> Aim of the task: In the following material, identify every line holding the string "screenshot" and return it.

> Raw data:
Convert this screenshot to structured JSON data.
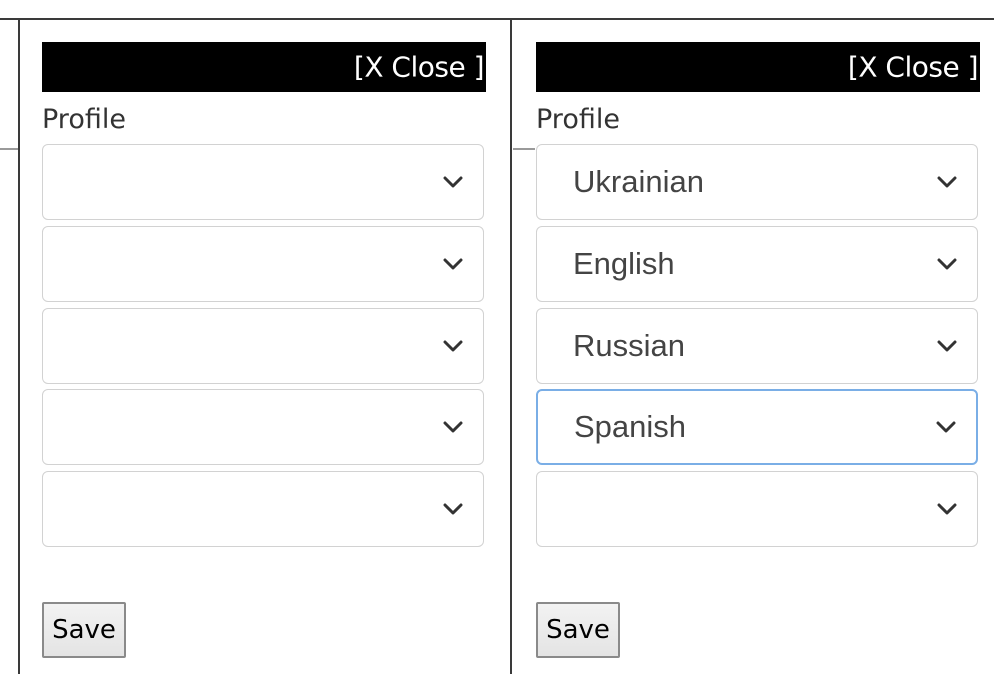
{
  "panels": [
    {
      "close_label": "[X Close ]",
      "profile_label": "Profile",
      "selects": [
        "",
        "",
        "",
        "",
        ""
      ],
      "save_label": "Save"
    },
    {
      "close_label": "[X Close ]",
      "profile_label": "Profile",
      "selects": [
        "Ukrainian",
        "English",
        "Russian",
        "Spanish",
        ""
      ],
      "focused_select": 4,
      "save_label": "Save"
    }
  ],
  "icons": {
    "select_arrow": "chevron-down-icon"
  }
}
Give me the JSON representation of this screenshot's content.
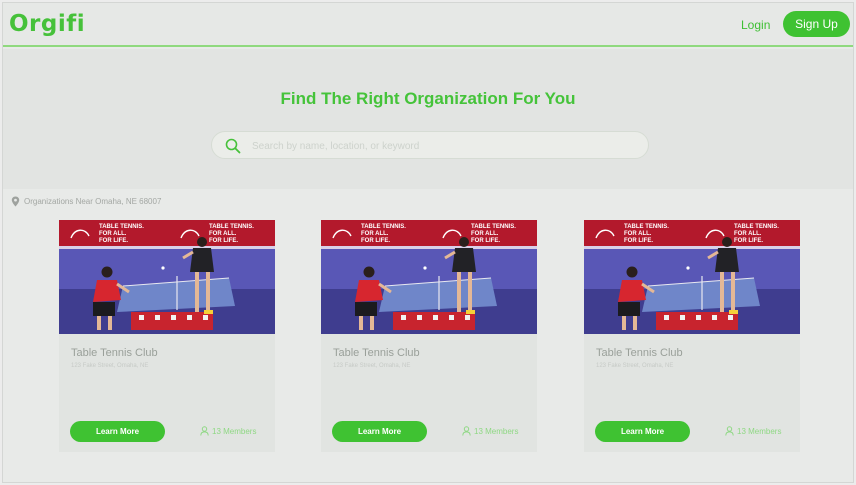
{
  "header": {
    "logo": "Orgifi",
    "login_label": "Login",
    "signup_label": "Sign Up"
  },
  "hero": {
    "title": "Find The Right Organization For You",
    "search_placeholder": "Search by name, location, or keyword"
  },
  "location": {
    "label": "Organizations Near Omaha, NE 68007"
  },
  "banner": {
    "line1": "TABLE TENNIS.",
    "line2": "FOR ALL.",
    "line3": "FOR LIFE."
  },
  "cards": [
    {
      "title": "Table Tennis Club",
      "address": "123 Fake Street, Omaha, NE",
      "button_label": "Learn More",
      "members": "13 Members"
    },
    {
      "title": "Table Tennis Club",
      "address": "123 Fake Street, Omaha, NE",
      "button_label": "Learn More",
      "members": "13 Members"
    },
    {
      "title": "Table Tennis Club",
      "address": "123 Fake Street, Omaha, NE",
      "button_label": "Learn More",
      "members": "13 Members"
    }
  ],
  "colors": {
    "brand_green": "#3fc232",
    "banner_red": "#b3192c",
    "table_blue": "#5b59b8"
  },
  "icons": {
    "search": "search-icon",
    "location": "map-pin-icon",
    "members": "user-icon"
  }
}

> Complete output:
Convert this screenshot to structured JSON data.
Give me the JSON representation of this screenshot's content.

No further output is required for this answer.